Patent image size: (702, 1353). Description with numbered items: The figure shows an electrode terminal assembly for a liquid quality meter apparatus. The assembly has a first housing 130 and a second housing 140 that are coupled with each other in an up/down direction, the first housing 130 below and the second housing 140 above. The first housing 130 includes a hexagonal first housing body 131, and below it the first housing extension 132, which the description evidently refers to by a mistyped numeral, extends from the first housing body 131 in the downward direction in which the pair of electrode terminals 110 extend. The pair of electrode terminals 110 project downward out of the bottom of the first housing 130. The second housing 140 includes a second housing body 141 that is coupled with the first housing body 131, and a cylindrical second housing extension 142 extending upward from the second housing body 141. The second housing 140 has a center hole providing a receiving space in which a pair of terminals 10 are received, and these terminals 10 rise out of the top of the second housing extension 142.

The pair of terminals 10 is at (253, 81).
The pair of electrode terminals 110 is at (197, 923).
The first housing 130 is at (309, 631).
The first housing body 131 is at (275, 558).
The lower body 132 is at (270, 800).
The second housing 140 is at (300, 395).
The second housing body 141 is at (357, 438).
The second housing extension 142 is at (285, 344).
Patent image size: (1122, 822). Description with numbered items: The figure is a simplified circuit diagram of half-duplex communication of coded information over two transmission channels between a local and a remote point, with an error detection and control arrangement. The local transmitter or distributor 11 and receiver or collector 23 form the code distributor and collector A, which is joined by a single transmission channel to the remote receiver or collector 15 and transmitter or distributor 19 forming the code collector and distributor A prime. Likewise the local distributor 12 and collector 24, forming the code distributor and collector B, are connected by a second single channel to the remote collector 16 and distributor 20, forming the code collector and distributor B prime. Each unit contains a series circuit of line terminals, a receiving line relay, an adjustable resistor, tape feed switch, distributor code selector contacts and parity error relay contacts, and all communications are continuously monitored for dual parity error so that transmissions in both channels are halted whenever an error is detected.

________

## Exercise goal
Identify every line of the records that contains the word "first", and copy each of those lines in full.

## Written answer
Patent image size: (702, 1353). Description with numbered items: The figure shows an electrode terminal assembly for a liquid quality meter apparatus. The assembly has a first housing 130 and a second housing 140 that are coupled with each other in an up/down direction, the first housing 130 below and the second housing 140 above. The first housing 130 includes a hexagonal first housing body 131, and below it the first housing extension 132, which the description evidently refers to by a mistyped numeral, extends from the first housing body 131 in the downward direction in which the pair of electrode terminals 110 extend. The pair of electrode terminals 110 project downward out of the bottom of the first housing 130. The second housing 140 includes a second housing body 141 that is coupled with the first housing body 131, and a cylindrical second housing extension 142 extending upward from the second housing body 141. The second housing 140 has a center hole providing a receiving space in which a pair of terminals 10 are received, and these terminals 10 rise out of the top of the second housing extension 142.
The first housing 130 is at (309, 631).
The first housing body 131 is at (275, 558).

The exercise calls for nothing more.